__What is expected__
Write out all the lines again, precisely as they stand, but without the images.

__Entries shown__
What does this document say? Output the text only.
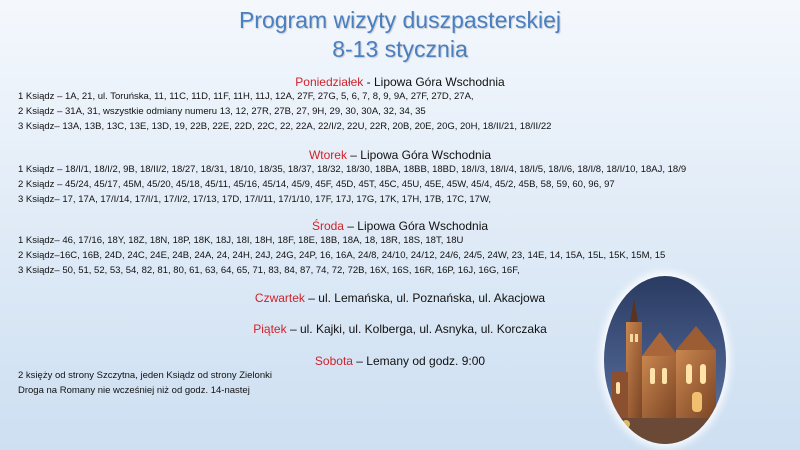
Program wizyty duszpasterskiej
8-13 stycznia
Poniedziałek - Lipowa Góra Wschodnia
1 Ksiądz – 1A, 21, ul. Toruńska, 11, 11C, 11D, 11F, 11H, 11J, 12A, 27F, 27G, 5, 6, 7, 8, 9, 9A, 27F, 27D, 27A,
2 Ksiądz – 31A, 31, wszystkie odmiany numeru 13, 12, 27R, 27B, 27, 9H, 29, 30, 30A, 32, 34, 35
3 Ksiądz– 13A, 13B, 13C, 13E, 13D, 19, 22B, 22E, 22D, 22C, 22, 22A, 22/I/2, 22U, 22R, 20B, 20E, 20G, 20H, 18/II/21, 18/II/22
Wtorek – Lipowa Góra Wschodnia
1 Ksiądz – 18/I/1, 18/I/2, 9B, 18/II/2, 18/27, 18/31, 18/10, 18/35, 18/37, 18/32, 18/30, 18BA, 18BB, 18BD, 18/I/3, 18/I/4, 18/I/5, 18/I/6, 18/I/8, 18/I/10, 18AJ, 18/9
2 Ksiądz – 45/24, 45/17, 45M, 45/20, 45/18, 45/11, 45/16, 45/14, 45/9, 45F, 45D, 45T, 45C, 45U, 45E, 45W, 45/4, 45/2, 45B, 58, 59, 60, 96, 97
3 Ksiądz– 17, 17A, 17/I/14, 17/I/1, 17/I/2, 17/13, 17D, 17/I/11, 17/1/10, 17F, 17J, 17G, 17K, 17H, 17B, 17C, 17W,
Środa – Lipowa Góra Wschodnia
1 Ksiądz– 46, 17/16, 18Y, 18Z, 18N, 18P, 18K, 18J, 18I, 18H, 18F, 18E, 18B, 18A, 18, 18R, 18S, 18T, 18U
2 Ksiądz–16C, 16B, 24D, 24C, 24E, 24B, 24A, 24, 24H, 24J, 24G, 24P, 16, 16A, 24/8, 24/10, 24/12, 24/6, 24/5, 24W, 23, 14E, 14, 15A, 15L, 15K, 15M, 15
3 Ksiądz– 50, 51, 52, 53, 54, 82, 81, 80, 61, 63, 64, 65, 71, 83, 84, 87, 74, 72, 72B, 16X, 16S, 16R, 16P, 16J, 16G, 16F,
Czwartek – ul. Lemańska, ul. Poznańska, ul. Akacjowa
Piątek – ul. Kajki, ul. Kolberga, ul. Asnyka, ul. Korczaka
Sobota – Lemany od godz. 9:00
2 księży od strony Szczytna, jeden Ksiądz od strony Zielonki
Droga na Romany nie wcześniej niż od godz. 14-nastej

__Correct answer__
What does this document say? Output the text only.
Program wizyty duszpasterskiej
8-13 stycznia
Poniedziałek - Lipowa Góra Wschodnia
1 Ksiądz – 1A, 21, ul. Toruńska, 11, 11C, 11D, 11F, 11H, 11J, 12A, 27F, 27G, 5, 6, 7, 8, 9, 9A, 27F, 27D, 27A,
2 Ksiądz – 31A, 31, wszystkie odmiany numeru 13, 12, 27R, 27B, 27, 9H, 29, 30, 30A, 32, 34, 35
3 Ksiądz– 13A, 13B, 13C, 13E, 13D, 19, 22B, 22E, 22D, 22C, 22, 22A, 22/I/2, 22U, 22R, 20B, 20E, 20G, 20H, 18/II/21, 18/II/22
Wtorek – Lipowa Góra Wschodnia
1 Ksiądz – 18/I/1, 18/I/2, 9B, 18/II/2, 18/27, 18/31, 18/10, 18/35, 18/37, 18/32, 18/30, 18BA, 18BB, 18BD, 18/I/3, 18/I/4, 18/I/5, 18/I/6, 18/I/8, 18/I/10, 18AJ, 18/9
2 Ksiądz – 45/24, 45/17, 45M, 45/20, 45/18, 45/11, 45/16, 45/14, 45/9, 45F, 45D, 45T, 45C, 45U, 45E, 45W, 45/4, 45/2, 45B, 58, 59, 60, 96, 97
3 Ksiądz– 17, 17A, 17/I/14, 17/I/1, 17/I/2, 17/13, 17D, 17/I/11, 17/1/10, 17F, 17J, 17G, 17K, 17H, 17B, 17C, 17W,
Środa – Lipowa Góra Wschodnia
1 Ksiądz– 46, 17/16, 18Y, 18Z, 18N, 18P, 18K, 18J, 18I, 18H, 18F, 18E, 18B, 18A, 18, 18R, 18S, 18T, 18U
2 Ksiądz–16C, 16B, 24D, 24C, 24E, 24B, 24A, 24, 24H, 24J, 24G, 24P, 16, 16A, 24/8, 24/10, 24/12, 24/6, 24/5, 24W, 23, 14E, 14, 15A, 15L, 15K, 15M, 15
3 Ksiądz– 50, 51, 52, 53, 54, 82, 81, 80, 61, 63, 64, 65, 71, 83, 84, 87, 74, 72, 72B, 16X, 16S, 16R, 16P, 16J, 16G, 16F,
Czwartek – ul. Lemańska, ul. Poznańska, ul. Akacjowa
Piątek – ul. Kajki, ul. Kolberga, ul. Asnyka, ul. Korczaka
Sobota – Lemany od godz. 9:00
2 księży od strony Szczytna, jeden Ksiądz od strony Zielonki
Droga na Romany nie wcześniej niż od godz. 14-nastej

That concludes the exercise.